Given exercise » Write out the material again exactly, please, and omit the pictures.

** Start Exercise data **

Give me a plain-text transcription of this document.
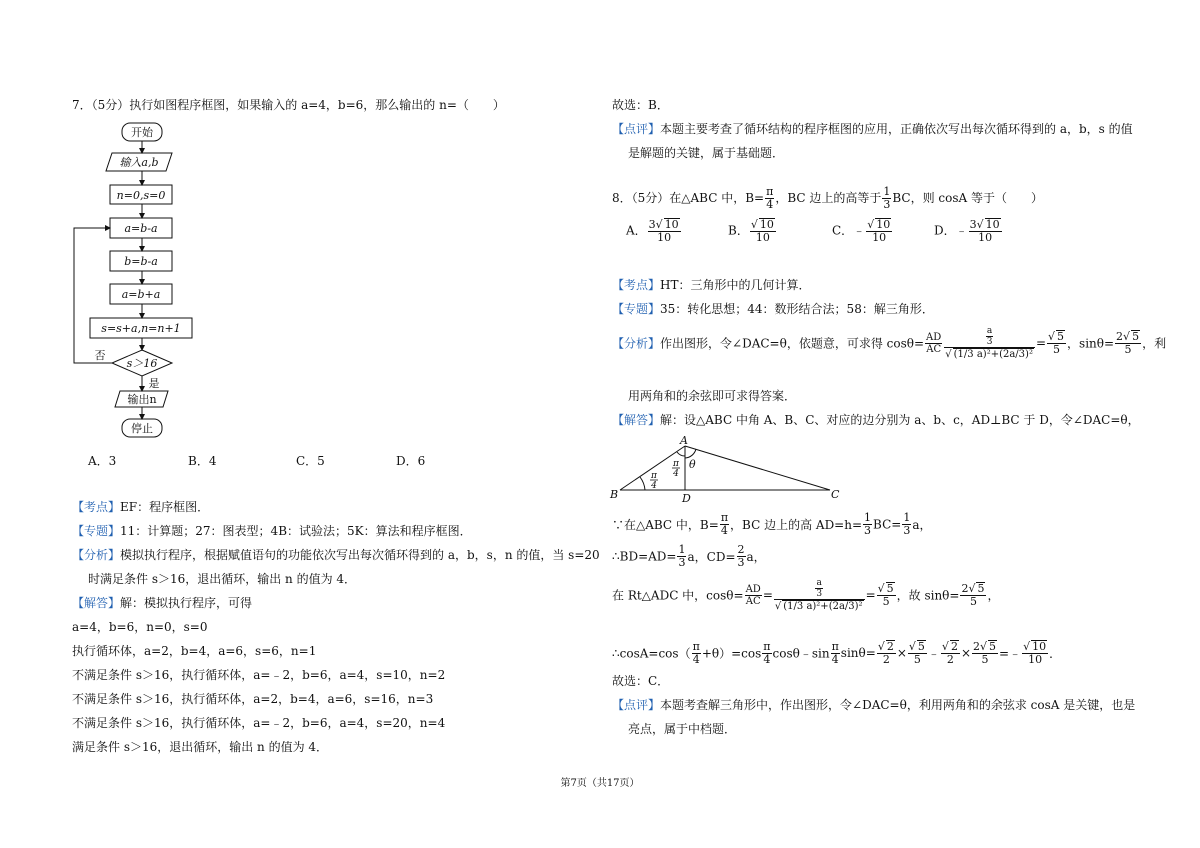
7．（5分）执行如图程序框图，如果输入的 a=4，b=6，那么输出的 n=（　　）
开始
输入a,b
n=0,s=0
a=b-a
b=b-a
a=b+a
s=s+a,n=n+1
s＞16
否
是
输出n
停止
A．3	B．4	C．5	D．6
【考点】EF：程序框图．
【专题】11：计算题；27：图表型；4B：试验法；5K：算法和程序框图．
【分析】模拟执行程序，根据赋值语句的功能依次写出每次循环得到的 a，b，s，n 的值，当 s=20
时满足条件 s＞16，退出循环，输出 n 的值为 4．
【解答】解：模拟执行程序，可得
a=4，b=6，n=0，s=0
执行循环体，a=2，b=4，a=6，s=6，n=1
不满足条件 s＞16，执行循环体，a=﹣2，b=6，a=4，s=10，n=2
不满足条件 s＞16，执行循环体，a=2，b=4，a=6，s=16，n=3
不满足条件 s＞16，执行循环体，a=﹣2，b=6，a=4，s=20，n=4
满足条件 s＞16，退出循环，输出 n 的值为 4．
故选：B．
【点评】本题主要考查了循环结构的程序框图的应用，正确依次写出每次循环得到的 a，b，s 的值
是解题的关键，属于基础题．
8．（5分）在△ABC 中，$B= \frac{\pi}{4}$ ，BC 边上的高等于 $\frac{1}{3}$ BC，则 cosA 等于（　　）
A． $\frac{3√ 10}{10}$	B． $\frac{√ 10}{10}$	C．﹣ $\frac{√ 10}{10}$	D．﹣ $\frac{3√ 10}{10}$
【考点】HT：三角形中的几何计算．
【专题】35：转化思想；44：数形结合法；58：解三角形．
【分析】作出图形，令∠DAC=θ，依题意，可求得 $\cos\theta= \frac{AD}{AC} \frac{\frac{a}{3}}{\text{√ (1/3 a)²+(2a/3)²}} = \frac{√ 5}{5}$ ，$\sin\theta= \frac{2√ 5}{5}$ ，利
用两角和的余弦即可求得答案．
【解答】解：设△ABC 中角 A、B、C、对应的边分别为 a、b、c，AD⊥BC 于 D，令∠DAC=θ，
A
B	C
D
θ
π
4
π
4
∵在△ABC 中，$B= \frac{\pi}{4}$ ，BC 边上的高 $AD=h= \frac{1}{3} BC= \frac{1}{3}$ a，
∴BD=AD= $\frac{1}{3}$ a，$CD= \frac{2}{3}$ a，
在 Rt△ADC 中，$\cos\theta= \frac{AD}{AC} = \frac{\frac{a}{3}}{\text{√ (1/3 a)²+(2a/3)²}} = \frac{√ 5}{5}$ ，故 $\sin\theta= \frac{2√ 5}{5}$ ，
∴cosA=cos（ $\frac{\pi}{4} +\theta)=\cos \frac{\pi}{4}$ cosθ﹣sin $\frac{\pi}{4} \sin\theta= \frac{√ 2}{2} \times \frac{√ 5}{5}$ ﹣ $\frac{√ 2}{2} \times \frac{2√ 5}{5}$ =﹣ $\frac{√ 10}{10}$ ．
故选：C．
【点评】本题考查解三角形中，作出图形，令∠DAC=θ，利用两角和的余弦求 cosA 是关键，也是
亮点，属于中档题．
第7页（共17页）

** End Exercise data **

Finished task »
Give me a plain-text transcription of this document.
7．（5分）执行如图程序框图，如果输入的 a=4，b=6，那么输出的 n=（　　）
开始
输入a,b
n=0,s=0
a=b-a
b=b-a
a=b+a
s=s+a,n=n+1
s＞16
否
是
输出n
停止
A．3	B．4	C．5	D．6
【考点】EF：程序框图．
【专题】11：计算题；27：图表型；4B：试验法；5K：算法和程序框图．
【分析】模拟执行程序，根据赋值语句的功能依次写出每次循环得到的 a，b，s，n 的值，当 s=20
时满足条件 s＞16，退出循环，输出 n 的值为 4．
【解答】解：模拟执行程序，可得
a=4，b=6，n=0，s=0
执行循环体，a=2，b=4，a=6，s=6，n=1
不满足条件 s＞16，执行循环体，a=﹣2，b=6，a=4，s=10，n=2
不满足条件 s＞16，执行循环体，a=2，b=4，a=6，s=16，n=3
不满足条件 s＞16，执行循环体，a=﹣2，b=6，a=4，s=20，n=4
满足条件 s＞16，退出循环，输出 n 的值为 4．
故选：B．
【点评】本题主要考查了循环结构的程序框图的应用，正确依次写出每次循环得到的 a，b，s 的值
是解题的关键，属于基础题．
8．（5分）在△ABC 中，$B= \frac{\pi}{4}$ ，BC 边上的高等于 $\frac{1}{3}$ BC，则 cosA 等于（　　）
A． $\frac{3√ 10}{10}$	B． $\frac{√ 10}{10}$	C．﹣ $\frac{√ 10}{10}$	D．﹣ $\frac{3√ 10}{10}$
【考点】HT：三角形中的几何计算．
【专题】35：转化思想；44：数形结合法；58：解三角形．
【分析】作出图形，令∠DAC=θ，依题意，可求得 $\cos\theta= \frac{AD}{AC} \frac{\frac{a}{3}}{\text{√ (1/3 a)²+(2a/3)²}} = \frac{√ 5}{5}$ ，$\sin\theta= \frac{2√ 5}{5}$ ，利
用两角和的余弦即可求得答案．
【解答】解：设△ABC 中角 A、B、C、对应的边分别为 a、b、c，AD⊥BC 于 D，令∠DAC=θ，
A
B	C
D
θ
π
4
π
4
∵在△ABC 中，$B= \frac{\pi}{4}$ ，BC 边上的高 $AD=h= \frac{1}{3} BC= \frac{1}{3}$ a，
∴BD=AD= $\frac{1}{3}$ a，$CD= \frac{2}{3}$ a，
在 Rt△ADC 中，$\cos\theta= \frac{AD}{AC} = \frac{\frac{a}{3}}{\text{√ (1/3 a)²+(2a/3)²}} = \frac{√ 5}{5}$ ，故 $\sin\theta= \frac{2√ 5}{5}$ ，
∴cosA=cos（ $\frac{\pi}{4} +\theta)=\cos \frac{\pi}{4}$ cosθ﹣sin $\frac{\pi}{4} \sin\theta= \frac{√ 2}{2} \times \frac{√ 5}{5}$ ﹣ $\frac{√ 2}{2} \times \frac{2√ 5}{5}$ =﹣ $\frac{√ 10}{10}$ ．
故选：C．
【点评】本题考查解三角形中，作出图形，令∠DAC=θ，利用两角和的余弦求 cosA 是关键，也是
亮点，属于中档题．
第7页（共17页）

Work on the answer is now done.